##### Records

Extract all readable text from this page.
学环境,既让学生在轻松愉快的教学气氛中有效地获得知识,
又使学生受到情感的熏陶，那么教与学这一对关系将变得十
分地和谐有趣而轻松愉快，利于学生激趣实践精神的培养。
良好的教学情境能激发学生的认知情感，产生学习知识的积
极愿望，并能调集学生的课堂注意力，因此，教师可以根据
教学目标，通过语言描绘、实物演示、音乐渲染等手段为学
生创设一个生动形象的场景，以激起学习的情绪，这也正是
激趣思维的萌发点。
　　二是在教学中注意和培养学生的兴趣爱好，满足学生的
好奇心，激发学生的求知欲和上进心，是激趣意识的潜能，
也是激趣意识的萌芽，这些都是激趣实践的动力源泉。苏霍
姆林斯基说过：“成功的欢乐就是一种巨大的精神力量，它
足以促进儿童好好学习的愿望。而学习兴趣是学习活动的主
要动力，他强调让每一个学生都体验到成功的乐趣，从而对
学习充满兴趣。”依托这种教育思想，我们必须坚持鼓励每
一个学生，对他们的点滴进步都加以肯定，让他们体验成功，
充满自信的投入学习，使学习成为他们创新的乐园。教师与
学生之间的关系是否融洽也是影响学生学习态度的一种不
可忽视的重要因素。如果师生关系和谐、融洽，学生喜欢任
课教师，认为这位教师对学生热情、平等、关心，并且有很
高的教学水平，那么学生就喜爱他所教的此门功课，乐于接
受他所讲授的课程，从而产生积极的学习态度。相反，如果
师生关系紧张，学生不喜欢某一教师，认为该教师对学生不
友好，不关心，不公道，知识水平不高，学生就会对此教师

##########

_To be done_
Each entry is to be returned in full, character for character.

_Written response_
Extract all readable text from this page.
学环境,既让学生在轻松愉快的教学气氛中有效地获得知识,
又使学生受到情感的熏陶，那么教与学这一对关系将变得十
分地和谐有趣而轻松愉快，利于学生激趣实践精神的培养。
良好的教学情境能激发学生的认知情感，产生学习知识的积
极愿望，并能调集学生的课堂注意力，因此，教师可以根据
教学目标，通过语言描绘、实物演示、音乐渲染等手段为学
生创设一个生动形象的场景，以激起学习的情绪，这也正是
激趣思维的萌发点。
　　二是在教学中注意和培养学生的兴趣爱好，满足学生的
好奇心，激发学生的求知欲和上进心，是激趣意识的潜能，
也是激趣意识的萌芽，这些都是激趣实践的动力源泉。苏霍
姆林斯基说过：“成功的欢乐就是一种巨大的精神力量，它
足以促进儿童好好学习的愿望。而学习兴趣是学习活动的主
要动力，他强调让每一个学生都体验到成功的乐趣，从而对
学习充满兴趣。”依托这种教育思想，我们必须坚持鼓励每
一个学生，对他们的点滴进步都加以肯定，让他们体验成功，
充满自信的投入学习，使学习成为他们创新的乐园。教师与
学生之间的关系是否融洽也是影响学生学习态度的一种不
可忽视的重要因素。如果师生关系和谐、融洽，学生喜欢任
课教师，认为这位教师对学生热情、平等、关心，并且有很
高的教学水平，那么学生就喜爱他所教的此门功课，乐于接
受他所讲授的课程，从而产生积极的学习态度。相反，如果
师生关系紧张，学生不喜欢某一教师，认为该教师对学生不
友好，不关心，不公道，知识水平不高，学生就会对此教师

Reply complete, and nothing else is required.